Stored data:
[Start]

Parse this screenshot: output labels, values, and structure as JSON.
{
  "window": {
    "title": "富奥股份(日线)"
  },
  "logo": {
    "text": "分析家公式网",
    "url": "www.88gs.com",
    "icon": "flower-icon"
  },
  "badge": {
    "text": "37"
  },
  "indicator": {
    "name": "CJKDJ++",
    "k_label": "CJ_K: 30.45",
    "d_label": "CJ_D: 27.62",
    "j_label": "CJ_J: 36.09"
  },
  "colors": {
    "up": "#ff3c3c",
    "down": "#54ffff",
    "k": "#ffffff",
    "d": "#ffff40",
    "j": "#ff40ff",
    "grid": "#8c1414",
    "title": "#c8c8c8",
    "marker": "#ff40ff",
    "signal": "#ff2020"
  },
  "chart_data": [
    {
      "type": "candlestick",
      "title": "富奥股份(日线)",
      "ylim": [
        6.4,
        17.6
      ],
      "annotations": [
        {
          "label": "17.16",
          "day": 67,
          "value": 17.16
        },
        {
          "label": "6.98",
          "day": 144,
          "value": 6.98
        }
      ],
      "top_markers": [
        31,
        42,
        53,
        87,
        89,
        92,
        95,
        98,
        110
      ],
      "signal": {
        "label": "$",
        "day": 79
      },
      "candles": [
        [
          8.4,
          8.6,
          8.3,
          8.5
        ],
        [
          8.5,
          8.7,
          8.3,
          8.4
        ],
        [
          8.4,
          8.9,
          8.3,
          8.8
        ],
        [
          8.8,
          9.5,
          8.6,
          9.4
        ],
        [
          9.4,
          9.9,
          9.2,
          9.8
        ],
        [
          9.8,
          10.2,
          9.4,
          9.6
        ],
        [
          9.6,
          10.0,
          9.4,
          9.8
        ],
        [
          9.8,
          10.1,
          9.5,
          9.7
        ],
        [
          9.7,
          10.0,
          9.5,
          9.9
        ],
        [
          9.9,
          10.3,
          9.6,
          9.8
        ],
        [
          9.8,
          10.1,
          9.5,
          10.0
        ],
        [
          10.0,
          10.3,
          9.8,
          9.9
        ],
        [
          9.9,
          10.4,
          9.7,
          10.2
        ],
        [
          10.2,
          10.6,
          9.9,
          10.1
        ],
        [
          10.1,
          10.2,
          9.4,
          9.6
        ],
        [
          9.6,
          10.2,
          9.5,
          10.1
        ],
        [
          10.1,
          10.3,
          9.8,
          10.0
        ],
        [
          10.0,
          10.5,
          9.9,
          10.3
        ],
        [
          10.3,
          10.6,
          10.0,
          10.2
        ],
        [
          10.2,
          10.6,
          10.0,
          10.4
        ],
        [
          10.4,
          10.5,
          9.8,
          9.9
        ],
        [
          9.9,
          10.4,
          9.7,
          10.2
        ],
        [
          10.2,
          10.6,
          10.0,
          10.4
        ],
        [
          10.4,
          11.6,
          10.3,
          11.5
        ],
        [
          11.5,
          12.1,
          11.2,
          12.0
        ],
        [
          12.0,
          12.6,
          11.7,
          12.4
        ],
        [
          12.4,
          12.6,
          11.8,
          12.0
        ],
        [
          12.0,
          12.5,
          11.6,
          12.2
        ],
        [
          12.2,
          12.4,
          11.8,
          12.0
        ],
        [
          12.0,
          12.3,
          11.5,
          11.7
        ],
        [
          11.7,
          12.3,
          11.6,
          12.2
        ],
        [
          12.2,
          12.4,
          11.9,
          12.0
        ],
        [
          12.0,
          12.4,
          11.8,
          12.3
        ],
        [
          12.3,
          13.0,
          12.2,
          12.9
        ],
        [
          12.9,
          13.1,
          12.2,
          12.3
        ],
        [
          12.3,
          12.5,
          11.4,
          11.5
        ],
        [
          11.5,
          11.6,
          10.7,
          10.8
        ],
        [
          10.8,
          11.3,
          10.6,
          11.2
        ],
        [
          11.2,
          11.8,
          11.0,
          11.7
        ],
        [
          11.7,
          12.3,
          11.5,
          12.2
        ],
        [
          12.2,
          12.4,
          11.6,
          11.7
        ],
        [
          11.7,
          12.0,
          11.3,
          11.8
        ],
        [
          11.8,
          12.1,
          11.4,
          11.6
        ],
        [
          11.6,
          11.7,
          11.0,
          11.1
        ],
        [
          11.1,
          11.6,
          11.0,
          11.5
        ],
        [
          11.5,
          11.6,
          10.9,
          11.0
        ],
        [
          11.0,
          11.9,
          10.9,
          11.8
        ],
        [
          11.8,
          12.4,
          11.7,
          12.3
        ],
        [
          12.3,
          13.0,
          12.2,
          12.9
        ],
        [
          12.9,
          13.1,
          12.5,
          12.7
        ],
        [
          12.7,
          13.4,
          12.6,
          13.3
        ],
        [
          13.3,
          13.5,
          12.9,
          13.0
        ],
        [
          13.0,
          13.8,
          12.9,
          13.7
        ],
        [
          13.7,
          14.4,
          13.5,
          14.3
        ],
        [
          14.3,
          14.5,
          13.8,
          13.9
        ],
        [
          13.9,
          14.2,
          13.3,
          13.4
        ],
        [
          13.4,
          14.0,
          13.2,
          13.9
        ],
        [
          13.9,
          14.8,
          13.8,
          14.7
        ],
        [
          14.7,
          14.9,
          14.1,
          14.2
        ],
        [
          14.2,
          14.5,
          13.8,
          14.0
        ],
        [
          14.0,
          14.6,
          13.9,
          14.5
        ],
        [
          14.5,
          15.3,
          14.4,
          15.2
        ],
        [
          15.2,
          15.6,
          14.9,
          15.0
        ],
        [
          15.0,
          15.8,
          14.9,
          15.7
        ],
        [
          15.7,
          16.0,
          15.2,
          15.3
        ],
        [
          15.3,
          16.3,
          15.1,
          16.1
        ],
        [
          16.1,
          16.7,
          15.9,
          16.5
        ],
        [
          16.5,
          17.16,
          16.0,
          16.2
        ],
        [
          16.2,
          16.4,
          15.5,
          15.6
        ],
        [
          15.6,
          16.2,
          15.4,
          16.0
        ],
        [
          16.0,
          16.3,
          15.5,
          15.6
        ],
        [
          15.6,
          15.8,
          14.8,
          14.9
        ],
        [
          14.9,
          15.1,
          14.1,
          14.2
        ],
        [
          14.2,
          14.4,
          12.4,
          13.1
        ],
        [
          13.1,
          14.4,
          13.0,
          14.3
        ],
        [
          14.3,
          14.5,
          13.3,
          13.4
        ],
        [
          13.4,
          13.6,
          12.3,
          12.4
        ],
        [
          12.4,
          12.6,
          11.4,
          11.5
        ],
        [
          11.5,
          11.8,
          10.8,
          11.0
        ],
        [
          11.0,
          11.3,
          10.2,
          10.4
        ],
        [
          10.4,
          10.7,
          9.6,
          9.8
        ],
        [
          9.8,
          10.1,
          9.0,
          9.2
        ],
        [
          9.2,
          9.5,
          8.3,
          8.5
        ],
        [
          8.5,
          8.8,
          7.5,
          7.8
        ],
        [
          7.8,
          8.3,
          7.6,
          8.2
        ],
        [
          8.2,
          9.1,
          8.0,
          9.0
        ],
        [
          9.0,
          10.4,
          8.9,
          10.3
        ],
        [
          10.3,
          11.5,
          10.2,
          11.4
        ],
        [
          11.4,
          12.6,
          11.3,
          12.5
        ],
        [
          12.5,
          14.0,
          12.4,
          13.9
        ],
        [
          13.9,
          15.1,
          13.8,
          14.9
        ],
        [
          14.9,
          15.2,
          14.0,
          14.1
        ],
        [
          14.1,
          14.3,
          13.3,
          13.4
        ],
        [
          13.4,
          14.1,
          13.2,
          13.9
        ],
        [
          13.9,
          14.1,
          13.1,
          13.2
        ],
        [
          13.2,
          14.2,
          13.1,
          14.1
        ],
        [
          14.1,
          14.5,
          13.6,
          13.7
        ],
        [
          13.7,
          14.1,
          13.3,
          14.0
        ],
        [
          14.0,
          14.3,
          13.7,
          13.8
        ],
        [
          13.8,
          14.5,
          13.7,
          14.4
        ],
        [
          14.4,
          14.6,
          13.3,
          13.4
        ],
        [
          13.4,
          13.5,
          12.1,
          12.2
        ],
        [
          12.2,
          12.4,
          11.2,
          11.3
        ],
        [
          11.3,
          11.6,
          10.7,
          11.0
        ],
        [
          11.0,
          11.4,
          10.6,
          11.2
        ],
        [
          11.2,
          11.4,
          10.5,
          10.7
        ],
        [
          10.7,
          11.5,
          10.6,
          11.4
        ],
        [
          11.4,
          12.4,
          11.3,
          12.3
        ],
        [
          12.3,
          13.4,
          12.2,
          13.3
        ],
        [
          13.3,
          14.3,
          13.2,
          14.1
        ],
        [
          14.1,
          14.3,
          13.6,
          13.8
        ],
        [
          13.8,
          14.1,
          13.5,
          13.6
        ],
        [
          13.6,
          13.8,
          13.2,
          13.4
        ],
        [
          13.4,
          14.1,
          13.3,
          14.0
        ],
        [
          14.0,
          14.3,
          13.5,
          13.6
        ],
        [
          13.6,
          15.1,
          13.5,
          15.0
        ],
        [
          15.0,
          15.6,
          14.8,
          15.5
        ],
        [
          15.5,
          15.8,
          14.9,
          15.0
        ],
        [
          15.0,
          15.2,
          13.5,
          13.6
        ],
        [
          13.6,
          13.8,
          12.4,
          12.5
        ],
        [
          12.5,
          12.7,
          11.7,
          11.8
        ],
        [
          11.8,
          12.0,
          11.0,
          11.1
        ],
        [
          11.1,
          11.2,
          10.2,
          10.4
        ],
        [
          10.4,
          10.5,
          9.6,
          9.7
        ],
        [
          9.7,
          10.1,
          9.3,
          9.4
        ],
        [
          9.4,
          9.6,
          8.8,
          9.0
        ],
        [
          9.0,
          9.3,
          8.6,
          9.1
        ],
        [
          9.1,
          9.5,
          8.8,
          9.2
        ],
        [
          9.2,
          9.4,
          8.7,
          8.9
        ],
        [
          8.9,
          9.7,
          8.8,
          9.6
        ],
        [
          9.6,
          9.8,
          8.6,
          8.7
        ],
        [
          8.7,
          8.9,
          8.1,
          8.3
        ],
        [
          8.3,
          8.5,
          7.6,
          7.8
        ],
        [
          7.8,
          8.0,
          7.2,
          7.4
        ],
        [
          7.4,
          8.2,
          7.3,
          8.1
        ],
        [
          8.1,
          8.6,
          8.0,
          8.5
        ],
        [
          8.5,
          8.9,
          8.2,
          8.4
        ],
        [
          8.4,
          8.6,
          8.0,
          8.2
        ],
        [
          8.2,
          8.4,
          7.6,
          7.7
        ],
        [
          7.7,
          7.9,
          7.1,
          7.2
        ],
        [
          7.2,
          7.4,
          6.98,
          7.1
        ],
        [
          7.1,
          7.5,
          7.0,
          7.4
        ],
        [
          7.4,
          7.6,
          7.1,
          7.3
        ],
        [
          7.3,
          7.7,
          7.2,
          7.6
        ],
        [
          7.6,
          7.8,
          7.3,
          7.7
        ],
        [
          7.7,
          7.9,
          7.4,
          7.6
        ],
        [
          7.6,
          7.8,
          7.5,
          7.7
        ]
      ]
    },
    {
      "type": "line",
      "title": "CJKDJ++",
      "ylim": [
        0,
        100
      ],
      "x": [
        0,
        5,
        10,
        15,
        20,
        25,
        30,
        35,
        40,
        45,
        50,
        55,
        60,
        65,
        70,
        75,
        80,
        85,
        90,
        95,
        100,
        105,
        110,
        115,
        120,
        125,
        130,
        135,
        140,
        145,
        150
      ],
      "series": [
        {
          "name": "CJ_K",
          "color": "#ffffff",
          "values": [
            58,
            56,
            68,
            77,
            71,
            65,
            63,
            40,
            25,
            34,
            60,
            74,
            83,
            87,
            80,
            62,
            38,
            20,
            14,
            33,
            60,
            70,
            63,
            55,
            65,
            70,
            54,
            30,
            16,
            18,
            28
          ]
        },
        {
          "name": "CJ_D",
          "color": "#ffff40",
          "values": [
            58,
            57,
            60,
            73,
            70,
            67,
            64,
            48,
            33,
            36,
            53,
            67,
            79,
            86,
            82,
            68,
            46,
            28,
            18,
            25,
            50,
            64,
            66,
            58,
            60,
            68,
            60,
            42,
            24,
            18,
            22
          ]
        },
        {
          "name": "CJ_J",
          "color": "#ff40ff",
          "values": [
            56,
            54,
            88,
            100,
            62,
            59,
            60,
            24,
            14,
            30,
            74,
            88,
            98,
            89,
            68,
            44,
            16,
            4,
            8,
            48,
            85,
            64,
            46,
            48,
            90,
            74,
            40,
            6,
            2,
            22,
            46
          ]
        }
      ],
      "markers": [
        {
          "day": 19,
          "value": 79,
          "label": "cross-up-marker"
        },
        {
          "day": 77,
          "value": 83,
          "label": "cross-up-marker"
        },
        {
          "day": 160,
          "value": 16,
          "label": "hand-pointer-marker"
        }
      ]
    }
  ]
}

[End]

TASK REQUIREMENTS:
Return every line above in which the string "name" occurs.

WRITTEN RESPONSE:
    "name": "CJKDJ++",
          "name": "CJ_K",
          "name": "CJ_D",
          "name": "CJ_J",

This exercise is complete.